Collection entries
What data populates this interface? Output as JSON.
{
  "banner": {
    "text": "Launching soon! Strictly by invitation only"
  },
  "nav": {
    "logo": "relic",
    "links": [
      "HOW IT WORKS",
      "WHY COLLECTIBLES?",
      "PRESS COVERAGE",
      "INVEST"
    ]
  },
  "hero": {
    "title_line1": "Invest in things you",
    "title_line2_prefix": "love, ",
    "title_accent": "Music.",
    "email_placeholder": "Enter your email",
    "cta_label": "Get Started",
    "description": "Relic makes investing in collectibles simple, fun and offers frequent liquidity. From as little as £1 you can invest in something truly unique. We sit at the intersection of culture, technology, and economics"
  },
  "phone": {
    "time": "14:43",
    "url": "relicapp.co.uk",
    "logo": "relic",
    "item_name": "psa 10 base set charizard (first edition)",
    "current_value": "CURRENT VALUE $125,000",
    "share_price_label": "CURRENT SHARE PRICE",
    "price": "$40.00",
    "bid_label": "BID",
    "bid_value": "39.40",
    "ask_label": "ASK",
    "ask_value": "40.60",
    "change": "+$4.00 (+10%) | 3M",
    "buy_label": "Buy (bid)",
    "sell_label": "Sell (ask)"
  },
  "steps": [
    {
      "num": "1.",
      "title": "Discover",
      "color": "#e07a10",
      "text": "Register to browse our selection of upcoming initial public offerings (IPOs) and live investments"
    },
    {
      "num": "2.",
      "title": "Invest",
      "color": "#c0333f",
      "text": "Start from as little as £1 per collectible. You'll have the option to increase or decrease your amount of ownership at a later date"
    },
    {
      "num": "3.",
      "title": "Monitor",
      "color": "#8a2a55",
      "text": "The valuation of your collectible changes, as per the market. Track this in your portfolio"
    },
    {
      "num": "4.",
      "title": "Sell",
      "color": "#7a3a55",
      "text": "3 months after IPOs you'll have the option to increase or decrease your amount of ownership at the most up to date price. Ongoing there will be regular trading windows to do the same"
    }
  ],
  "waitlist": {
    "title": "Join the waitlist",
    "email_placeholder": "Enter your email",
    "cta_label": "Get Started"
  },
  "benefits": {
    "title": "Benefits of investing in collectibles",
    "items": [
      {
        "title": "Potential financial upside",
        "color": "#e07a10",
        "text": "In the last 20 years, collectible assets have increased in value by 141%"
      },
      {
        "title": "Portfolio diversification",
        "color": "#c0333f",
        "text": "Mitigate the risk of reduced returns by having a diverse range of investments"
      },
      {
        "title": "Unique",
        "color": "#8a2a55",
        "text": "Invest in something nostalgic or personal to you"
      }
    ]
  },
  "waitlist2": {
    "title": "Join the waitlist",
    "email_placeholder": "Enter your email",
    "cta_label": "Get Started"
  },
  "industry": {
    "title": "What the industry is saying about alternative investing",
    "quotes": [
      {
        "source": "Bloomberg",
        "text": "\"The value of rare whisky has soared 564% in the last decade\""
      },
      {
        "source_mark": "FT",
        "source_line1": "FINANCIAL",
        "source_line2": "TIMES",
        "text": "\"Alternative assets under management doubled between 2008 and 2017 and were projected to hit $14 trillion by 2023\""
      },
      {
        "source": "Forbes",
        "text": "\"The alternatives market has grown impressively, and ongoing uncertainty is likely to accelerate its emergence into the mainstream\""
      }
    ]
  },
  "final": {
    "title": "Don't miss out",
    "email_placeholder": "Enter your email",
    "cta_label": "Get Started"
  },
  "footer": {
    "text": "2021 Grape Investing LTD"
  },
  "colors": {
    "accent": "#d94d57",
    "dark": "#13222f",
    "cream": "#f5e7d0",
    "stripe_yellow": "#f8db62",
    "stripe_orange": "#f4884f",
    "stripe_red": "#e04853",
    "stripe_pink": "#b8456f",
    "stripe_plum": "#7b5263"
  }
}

What is needed: Print the records once more, exactly as they were given.

Exercise result:
What data populates this interface? Output as JSON.
{
  "banner": {
    "text": "Launching soon! Strictly by invitation only"
  },
  "nav": {
    "logo": "relic",
    "links": [
      "HOW IT WORKS",
      "WHY COLLECTIBLES?",
      "PRESS COVERAGE",
      "INVEST"
    ]
  },
  "hero": {
    "title_line1": "Invest in things you",
    "title_line2_prefix": "love, ",
    "title_accent": "Music.",
    "email_placeholder": "Enter your email",
    "cta_label": "Get Started",
    "description": "Relic makes investing in collectibles simple, fun and offers frequent liquidity. From as little as £1 you can invest in something truly unique. We sit at the intersection of culture, technology, and economics"
  },
  "phone": {
    "time": "14:43",
    "url": "relicapp.co.uk",
    "logo": "relic",
    "item_name": "psa 10 base set charizard (first edition)",
    "current_value": "CURRENT VALUE $125,000",
    "share_price_label": "CURRENT SHARE PRICE",
    "price": "$40.00",
    "bid_label": "BID",
    "bid_value": "39.40",
    "ask_label": "ASK",
    "ask_value": "40.60",
    "change": "+$4.00 (+10%) | 3M",
    "buy_label": "Buy (bid)",
    "sell_label": "Sell (ask)"
  },
  "steps": [
    {
      "num": "1.",
      "title": "Discover",
      "color": "#e07a10",
      "text": "Register to browse our selection of upcoming initial public offerings (IPOs) and live investments"
    },
    {
      "num": "2.",
      "title": "Invest",
      "color": "#c0333f",
      "text": "Start from as little as £1 per collectible. You'll have the option to increase or decrease your amount of ownership at a later date"
    },
    {
      "num": "3.",
      "title": "Monitor",
      "color": "#8a2a55",
      "text": "The valuation of your collectible changes, as per the market. Track this in your portfolio"
    },
    {
      "num": "4.",
      "title": "Sell",
      "color": "#7a3a55",
      "text": "3 months after IPOs you'll have the option to increase or decrease your amount of ownership at the most up to date price. Ongoing there will be regular trading windows to do the same"
    }
  ],
  "waitlist": {
    "title": "Join the waitlist",
    "email_placeholder": "Enter your email",
    "cta_label": "Get Started"
  },
  "benefits": {
    "title": "Benefits of investing in collectibles",
    "items": [
      {
        "title": "Potential financial upside",
        "color": "#e07a10",
        "text": "In the last 20 years, collectible assets have increased in value by 141%"
      },
      {
        "title": "Portfolio diversification",
        "color": "#c0333f",
        "text": "Mitigate the risk of reduced returns by having a diverse range of investments"
      },
      {
        "title": "Unique",
        "color": "#8a2a55",
        "text": "Invest in something nostalgic or personal to you"
      }
    ]
  },
  "waitlist2": {
    "title": "Join the waitlist",
    "email_placeholder": "Enter your email",
    "cta_label": "Get Started"
  },
  "industry": {
    "title": "What the industry is saying about alternative investing",
    "quotes": [
      {
        "source": "Bloomberg",
        "text": "\"The value of rare whisky has soared 564% in the last decade\""
      },
      {
        "source_mark": "FT",
        "source_line1": "FINANCIAL",
        "source_line2": "TIMES",
        "text": "\"Alternative assets under management doubled between 2008 and 2017 and were projected to hit $14 trillion by 2023\""
      },
      {
        "source": "Forbes",
        "text": "\"The alternatives market has grown impressively, and ongoing uncertainty is likely to accelerate its emergence into the mainstream\""
      }
    ]
  },
  "final": {
    "title": "Don't miss out",
    "email_placeholder": "Enter your email",
    "cta_label": "Get Started"
  },
  "footer": {
    "text": "2021 Grape Investing LTD"
  },
  "colors": {
    "accent": "#d94d57",
    "dark": "#13222f",
    "cream": "#f5e7d0",
    "stripe_yellow": "#f8db62",
    "stripe_orange": "#f4884f",
    "stripe_red": "#e04853",
    "stripe_pink": "#b8456f",
    "stripe_plum": "#7b5263"
  }
}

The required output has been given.